Goal:
Format the lines from the first one through the line containing "data-markers <box>209 385 1815 581</box>", both included, as a Markdown table with the columns Row and Line text. Number each row, and omit any blank lines.

Provided material:

((

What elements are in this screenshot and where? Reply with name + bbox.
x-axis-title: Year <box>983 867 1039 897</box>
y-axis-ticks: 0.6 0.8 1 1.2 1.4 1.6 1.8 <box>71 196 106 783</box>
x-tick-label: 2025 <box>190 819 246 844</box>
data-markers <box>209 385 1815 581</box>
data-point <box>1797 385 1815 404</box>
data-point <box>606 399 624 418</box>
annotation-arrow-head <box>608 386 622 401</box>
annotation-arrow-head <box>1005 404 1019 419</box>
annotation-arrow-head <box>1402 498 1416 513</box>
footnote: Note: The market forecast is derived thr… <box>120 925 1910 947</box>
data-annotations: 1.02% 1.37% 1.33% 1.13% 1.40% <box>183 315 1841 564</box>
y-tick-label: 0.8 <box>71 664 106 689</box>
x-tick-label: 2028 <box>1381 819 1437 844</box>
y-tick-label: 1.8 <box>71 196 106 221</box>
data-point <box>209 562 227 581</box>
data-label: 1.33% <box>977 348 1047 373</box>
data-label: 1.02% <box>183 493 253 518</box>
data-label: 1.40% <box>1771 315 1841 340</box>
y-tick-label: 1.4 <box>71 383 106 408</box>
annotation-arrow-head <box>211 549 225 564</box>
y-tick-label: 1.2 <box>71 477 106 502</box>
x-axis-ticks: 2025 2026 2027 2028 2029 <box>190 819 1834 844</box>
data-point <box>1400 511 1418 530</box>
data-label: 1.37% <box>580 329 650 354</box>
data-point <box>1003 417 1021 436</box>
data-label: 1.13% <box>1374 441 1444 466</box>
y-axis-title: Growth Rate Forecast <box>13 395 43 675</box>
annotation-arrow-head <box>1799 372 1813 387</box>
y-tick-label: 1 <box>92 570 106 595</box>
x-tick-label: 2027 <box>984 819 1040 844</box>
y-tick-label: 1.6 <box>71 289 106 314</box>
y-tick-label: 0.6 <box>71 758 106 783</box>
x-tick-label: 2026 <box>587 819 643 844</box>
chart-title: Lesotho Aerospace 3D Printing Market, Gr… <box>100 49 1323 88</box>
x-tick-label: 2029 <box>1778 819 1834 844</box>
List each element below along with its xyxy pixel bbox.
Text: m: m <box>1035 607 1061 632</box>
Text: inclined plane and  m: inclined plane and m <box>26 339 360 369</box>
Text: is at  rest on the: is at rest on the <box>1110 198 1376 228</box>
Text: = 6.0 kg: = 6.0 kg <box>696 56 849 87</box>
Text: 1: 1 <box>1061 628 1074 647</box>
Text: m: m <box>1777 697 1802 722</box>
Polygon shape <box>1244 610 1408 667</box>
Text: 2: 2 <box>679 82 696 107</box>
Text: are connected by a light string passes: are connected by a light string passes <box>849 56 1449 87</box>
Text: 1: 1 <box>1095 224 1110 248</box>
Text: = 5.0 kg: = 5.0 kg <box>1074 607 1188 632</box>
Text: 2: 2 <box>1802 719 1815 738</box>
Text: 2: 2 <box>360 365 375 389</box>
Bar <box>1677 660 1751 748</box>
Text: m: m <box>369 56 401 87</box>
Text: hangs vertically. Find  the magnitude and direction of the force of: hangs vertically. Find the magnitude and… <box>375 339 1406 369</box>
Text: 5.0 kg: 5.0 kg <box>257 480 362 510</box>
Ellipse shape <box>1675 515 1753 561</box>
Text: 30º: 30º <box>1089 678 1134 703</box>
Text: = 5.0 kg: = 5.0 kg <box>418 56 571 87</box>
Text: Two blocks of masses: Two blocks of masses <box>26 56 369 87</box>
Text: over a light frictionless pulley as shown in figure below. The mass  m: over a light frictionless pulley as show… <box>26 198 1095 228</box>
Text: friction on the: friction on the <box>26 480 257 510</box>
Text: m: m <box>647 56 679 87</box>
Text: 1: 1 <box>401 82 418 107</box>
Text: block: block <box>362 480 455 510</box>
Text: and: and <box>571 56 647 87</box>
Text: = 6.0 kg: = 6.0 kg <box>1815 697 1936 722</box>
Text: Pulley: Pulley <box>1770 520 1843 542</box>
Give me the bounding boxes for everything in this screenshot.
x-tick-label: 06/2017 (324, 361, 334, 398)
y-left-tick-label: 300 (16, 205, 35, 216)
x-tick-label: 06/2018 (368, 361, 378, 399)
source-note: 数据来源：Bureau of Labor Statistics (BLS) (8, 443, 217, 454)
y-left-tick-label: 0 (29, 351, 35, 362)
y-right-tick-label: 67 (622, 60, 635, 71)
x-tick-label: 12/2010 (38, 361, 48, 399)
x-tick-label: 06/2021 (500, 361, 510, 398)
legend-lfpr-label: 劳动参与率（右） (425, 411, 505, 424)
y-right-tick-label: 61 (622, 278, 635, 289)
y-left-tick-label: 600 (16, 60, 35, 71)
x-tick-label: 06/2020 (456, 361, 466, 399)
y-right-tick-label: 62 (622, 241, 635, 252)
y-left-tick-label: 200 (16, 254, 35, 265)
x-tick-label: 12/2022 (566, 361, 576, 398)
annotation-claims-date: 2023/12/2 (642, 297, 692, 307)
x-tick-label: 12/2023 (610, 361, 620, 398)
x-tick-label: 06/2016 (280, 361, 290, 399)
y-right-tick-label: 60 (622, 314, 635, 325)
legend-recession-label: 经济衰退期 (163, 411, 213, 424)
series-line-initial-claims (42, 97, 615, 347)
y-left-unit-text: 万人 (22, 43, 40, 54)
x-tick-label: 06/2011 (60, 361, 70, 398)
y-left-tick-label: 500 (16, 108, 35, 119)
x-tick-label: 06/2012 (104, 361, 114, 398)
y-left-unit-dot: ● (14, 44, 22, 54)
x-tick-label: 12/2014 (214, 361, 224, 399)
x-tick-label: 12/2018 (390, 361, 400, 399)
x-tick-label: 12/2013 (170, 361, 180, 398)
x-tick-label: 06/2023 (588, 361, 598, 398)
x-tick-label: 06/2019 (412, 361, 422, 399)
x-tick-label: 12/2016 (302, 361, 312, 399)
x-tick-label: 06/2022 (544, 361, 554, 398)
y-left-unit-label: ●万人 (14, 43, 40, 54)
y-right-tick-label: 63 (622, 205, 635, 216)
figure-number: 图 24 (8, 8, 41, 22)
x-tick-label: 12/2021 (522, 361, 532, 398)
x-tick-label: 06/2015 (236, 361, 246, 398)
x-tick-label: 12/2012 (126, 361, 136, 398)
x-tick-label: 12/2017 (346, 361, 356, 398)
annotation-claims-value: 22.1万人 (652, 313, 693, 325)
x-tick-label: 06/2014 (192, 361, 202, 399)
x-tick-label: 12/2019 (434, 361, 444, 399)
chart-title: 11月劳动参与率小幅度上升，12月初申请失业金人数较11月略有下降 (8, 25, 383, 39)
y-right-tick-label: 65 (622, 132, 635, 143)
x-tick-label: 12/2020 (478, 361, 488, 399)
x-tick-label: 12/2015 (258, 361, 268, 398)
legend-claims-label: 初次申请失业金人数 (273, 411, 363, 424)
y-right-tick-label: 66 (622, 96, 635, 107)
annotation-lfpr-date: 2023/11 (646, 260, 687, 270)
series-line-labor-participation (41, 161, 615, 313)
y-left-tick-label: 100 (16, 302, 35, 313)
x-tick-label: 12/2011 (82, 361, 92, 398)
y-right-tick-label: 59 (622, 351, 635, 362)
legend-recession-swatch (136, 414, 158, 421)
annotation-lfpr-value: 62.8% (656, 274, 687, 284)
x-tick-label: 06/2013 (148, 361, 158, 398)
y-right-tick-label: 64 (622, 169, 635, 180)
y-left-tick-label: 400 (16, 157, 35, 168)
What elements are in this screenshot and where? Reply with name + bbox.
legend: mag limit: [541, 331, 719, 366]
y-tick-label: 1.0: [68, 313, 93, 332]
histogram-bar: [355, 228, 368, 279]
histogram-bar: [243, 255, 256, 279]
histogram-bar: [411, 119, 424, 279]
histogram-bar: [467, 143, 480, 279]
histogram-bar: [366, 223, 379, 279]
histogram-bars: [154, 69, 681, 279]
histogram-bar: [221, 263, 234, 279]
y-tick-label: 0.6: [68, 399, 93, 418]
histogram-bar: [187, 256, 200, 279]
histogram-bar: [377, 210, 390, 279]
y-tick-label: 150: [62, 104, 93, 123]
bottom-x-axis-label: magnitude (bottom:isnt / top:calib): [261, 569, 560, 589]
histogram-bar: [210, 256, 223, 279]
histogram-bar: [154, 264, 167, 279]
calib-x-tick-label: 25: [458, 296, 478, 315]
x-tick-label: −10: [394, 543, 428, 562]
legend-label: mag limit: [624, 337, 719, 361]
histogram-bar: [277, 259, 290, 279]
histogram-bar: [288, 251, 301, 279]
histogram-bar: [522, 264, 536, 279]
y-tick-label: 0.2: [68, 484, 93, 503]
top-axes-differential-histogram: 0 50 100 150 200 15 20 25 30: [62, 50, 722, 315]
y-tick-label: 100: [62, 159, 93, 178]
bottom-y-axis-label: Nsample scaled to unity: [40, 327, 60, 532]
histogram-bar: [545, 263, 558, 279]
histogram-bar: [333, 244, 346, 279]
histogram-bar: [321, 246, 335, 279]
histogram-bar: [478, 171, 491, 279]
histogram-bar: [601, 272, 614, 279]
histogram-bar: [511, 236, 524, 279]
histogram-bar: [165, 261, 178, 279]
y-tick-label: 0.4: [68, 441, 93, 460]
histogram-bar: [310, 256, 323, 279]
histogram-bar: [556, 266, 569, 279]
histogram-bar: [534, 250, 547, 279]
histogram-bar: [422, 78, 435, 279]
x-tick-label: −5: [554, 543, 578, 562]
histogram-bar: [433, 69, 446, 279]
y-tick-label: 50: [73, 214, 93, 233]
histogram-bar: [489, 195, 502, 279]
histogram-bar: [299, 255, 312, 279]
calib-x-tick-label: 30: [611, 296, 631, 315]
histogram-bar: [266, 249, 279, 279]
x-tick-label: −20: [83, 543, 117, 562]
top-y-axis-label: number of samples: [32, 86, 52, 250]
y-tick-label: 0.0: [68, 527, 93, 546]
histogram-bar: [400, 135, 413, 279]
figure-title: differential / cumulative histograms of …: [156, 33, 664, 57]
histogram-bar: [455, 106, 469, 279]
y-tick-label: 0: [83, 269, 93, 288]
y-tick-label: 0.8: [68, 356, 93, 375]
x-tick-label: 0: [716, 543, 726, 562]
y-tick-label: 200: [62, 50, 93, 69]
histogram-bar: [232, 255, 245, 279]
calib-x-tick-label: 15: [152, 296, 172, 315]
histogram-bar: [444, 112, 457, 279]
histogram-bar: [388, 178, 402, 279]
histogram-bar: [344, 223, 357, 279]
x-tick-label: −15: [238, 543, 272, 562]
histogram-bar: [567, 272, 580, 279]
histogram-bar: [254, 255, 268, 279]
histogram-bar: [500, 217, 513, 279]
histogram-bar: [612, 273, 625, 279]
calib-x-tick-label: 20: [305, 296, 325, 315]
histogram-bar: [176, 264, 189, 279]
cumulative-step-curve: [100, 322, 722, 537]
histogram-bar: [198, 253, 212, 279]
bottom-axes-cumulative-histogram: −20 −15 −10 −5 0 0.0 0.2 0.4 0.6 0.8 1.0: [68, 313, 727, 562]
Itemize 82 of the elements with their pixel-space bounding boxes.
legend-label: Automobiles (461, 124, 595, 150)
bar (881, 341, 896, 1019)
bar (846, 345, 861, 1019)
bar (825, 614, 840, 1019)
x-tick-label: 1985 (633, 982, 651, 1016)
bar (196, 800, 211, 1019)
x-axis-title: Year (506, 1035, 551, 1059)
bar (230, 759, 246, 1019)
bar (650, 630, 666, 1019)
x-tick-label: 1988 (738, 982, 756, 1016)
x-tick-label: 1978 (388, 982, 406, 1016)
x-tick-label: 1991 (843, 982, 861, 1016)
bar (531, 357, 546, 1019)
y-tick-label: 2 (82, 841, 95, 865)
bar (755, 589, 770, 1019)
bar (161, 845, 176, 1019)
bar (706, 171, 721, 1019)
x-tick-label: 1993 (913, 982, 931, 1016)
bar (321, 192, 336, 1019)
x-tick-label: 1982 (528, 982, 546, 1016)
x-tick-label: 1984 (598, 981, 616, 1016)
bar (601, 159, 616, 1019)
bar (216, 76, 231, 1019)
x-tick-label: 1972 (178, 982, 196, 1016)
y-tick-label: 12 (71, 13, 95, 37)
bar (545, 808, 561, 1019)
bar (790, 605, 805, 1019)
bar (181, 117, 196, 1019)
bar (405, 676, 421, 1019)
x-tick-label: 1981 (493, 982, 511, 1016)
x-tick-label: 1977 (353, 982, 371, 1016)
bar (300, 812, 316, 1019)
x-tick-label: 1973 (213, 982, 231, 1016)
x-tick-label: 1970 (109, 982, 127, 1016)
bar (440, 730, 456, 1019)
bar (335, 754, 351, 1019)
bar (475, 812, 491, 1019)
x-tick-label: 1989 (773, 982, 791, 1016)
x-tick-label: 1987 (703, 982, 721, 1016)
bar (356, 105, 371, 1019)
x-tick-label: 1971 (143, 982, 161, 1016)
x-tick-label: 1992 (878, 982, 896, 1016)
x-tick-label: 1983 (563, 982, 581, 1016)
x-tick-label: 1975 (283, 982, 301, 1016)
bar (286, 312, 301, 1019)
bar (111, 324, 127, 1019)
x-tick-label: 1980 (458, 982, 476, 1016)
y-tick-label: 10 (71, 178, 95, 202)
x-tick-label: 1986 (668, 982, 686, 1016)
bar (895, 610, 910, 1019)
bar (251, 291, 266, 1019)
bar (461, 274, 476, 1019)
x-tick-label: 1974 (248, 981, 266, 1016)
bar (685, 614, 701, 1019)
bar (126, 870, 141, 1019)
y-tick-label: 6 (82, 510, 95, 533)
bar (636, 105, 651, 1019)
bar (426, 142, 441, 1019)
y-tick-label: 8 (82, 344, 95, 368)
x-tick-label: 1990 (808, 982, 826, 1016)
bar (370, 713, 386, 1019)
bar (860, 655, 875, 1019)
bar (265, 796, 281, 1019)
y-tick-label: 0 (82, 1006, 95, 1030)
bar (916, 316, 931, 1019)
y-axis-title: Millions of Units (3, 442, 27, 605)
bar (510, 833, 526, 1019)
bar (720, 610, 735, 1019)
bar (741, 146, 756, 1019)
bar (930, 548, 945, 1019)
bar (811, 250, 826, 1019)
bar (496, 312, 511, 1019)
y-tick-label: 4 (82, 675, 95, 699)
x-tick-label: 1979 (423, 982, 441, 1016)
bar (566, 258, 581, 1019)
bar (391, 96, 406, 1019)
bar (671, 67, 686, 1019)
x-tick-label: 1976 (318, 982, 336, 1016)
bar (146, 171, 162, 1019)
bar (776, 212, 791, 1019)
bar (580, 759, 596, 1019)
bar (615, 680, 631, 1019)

))

The response:
| Row | Line text |
|---|---|
| 1 | What elements are in this screenshot and where? Reply with name + bbox. |
| 2 | x-axis-title: Year <box>983 867 1039 897</box> |
| 3 | y-axis-ticks: 0.6 0.8 1 1.2 1.4 1.6 1.8 <box>71 196 106 783</box> |
| 4 | x-tick-label: 2025 <box>190 819 246 844</box> |
| 5 | data-markers <box>209 385 1815 581</box> |